Aim – Separate out the lines that hold "dewpoint".

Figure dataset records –

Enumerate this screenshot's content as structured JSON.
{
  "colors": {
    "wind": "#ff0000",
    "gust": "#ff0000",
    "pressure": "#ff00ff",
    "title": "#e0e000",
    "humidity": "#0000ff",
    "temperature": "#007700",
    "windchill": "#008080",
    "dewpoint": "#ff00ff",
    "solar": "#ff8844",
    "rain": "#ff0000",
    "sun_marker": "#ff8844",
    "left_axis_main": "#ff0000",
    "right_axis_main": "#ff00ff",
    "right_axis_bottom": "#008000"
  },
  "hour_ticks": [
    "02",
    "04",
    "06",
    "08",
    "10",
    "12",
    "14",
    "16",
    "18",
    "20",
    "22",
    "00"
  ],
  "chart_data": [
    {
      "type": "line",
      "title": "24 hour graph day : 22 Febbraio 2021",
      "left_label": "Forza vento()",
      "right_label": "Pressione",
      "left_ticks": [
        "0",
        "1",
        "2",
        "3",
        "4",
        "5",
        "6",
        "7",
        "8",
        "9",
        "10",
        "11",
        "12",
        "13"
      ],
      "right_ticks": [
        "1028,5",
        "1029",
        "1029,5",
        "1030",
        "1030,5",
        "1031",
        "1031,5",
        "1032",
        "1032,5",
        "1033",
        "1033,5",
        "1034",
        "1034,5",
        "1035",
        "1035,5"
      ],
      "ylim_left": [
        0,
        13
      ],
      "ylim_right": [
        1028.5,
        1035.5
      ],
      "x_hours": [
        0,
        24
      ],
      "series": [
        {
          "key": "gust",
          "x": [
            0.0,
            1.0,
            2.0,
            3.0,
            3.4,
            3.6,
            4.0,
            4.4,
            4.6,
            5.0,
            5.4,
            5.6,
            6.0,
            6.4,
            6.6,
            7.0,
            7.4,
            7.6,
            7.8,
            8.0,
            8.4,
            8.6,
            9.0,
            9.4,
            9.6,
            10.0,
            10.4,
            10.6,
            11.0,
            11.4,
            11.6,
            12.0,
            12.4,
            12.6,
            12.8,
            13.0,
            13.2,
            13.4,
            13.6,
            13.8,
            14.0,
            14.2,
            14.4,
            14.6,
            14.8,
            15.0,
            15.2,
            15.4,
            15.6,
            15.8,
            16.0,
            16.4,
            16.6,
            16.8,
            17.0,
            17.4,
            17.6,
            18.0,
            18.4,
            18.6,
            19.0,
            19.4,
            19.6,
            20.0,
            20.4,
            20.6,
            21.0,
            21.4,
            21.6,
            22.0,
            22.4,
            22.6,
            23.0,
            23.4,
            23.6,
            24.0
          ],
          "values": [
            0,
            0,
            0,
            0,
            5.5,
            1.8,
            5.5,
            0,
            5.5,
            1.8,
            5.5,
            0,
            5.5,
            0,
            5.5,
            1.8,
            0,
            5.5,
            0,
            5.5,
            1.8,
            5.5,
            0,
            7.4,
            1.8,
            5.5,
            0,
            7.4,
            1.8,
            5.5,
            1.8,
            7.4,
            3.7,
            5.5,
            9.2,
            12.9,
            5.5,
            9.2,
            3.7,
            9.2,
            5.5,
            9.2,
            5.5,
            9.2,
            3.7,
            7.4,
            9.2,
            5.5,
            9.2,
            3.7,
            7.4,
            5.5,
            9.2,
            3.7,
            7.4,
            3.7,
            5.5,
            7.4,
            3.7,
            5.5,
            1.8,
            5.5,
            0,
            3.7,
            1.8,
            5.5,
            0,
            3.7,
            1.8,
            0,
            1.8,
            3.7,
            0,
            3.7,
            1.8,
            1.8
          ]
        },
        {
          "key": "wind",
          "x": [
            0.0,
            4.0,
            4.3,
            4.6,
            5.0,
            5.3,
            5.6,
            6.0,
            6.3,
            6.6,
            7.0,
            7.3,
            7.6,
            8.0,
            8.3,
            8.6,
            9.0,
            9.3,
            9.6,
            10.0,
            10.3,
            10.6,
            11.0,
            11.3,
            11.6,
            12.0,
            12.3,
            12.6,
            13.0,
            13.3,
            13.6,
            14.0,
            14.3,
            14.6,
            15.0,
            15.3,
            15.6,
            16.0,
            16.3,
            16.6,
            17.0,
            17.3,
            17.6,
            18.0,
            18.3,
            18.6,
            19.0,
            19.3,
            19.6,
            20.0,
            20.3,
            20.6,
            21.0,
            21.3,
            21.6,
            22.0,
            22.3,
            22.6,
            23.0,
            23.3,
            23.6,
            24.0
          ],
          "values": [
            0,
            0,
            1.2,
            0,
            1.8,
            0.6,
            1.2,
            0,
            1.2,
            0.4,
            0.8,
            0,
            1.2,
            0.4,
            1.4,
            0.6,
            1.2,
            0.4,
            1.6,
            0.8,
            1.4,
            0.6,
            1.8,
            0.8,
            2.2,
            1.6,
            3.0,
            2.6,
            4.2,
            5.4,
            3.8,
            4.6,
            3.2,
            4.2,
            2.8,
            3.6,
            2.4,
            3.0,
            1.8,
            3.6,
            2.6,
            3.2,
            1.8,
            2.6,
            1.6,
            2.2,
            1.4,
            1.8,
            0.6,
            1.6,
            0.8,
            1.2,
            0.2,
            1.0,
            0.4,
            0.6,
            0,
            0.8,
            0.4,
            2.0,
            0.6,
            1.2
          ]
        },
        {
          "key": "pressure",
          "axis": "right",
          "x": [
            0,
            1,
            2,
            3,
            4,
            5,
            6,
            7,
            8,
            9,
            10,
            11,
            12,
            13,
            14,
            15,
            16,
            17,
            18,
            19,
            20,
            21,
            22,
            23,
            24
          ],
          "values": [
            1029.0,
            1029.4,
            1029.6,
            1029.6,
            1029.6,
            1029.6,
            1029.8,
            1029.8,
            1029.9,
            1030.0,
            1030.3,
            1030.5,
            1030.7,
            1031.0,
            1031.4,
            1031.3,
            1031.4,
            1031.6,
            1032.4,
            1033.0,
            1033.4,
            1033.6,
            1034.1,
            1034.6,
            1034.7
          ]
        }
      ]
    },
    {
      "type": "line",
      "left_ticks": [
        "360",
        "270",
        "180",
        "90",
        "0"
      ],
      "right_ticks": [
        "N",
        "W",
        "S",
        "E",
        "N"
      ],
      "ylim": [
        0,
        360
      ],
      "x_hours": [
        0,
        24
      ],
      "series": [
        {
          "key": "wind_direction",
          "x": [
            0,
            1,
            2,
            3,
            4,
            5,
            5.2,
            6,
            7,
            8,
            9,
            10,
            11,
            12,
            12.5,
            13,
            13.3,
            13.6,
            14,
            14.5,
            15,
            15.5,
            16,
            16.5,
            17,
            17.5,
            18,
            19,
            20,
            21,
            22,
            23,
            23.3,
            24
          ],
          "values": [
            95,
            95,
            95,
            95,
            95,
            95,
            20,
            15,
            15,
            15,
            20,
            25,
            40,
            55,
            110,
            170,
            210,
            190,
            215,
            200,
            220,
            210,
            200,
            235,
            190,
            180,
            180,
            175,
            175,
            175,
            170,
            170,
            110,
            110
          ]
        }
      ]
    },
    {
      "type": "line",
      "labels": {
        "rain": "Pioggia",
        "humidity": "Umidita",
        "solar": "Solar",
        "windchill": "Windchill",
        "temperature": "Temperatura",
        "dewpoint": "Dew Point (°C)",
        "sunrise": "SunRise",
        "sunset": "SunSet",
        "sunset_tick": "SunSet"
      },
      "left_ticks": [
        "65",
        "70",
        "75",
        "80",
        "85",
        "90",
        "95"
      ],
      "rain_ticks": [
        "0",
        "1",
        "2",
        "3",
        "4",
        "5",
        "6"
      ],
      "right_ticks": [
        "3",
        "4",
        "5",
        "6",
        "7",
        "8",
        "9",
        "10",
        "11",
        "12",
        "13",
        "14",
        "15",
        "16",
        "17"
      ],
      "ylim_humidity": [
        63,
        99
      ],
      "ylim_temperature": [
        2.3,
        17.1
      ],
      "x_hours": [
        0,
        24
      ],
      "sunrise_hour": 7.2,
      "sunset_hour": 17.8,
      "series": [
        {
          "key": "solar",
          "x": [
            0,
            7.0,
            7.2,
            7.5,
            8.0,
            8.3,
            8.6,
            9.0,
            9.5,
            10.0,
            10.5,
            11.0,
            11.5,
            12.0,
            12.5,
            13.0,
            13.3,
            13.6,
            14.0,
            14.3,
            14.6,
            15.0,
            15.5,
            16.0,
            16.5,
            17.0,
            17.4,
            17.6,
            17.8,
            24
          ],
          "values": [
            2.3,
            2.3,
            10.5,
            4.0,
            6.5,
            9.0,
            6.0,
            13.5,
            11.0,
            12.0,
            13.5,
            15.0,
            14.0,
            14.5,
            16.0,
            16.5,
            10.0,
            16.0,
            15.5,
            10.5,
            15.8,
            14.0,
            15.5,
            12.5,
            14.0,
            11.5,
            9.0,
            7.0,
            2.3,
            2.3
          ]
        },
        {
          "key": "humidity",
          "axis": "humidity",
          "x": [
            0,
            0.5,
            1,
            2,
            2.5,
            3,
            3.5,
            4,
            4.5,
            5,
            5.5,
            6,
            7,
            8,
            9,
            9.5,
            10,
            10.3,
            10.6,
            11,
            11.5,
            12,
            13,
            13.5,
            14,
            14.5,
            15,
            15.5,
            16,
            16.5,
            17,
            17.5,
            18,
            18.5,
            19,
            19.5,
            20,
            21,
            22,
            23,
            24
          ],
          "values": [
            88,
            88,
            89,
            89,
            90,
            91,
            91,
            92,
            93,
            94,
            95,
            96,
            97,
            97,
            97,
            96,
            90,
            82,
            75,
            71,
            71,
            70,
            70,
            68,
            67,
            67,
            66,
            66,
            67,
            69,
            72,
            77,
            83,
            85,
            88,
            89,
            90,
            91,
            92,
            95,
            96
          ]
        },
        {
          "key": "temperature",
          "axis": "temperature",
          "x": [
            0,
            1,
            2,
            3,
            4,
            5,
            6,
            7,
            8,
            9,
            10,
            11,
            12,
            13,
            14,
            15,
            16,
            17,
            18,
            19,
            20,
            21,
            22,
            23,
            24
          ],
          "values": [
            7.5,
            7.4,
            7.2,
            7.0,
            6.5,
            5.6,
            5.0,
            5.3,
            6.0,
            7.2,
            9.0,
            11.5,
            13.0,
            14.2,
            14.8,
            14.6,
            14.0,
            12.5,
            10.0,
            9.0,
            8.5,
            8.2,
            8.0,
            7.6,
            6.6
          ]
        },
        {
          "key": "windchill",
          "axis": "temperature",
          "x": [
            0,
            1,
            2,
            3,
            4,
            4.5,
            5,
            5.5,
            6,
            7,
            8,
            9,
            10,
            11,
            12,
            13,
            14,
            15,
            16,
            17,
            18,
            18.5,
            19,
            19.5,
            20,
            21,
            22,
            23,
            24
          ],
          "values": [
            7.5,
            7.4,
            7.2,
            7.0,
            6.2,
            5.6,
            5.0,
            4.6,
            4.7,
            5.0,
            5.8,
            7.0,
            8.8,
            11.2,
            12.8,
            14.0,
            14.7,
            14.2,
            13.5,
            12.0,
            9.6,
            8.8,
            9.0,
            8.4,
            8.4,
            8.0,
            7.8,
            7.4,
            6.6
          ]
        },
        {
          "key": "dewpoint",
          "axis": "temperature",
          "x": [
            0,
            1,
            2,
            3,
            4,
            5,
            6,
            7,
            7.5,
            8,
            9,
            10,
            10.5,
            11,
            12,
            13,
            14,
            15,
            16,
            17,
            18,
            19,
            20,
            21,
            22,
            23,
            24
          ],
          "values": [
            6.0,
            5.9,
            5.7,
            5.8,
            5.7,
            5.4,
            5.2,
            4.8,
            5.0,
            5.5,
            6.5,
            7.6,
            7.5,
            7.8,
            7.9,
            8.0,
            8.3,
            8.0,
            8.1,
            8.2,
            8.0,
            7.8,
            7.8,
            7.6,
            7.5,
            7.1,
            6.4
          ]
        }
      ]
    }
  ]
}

Written reply –
    "dewpoint": "#ff00ff",
        "dewpoint": "Dew Point (°C)",
          "key": "dewpoint",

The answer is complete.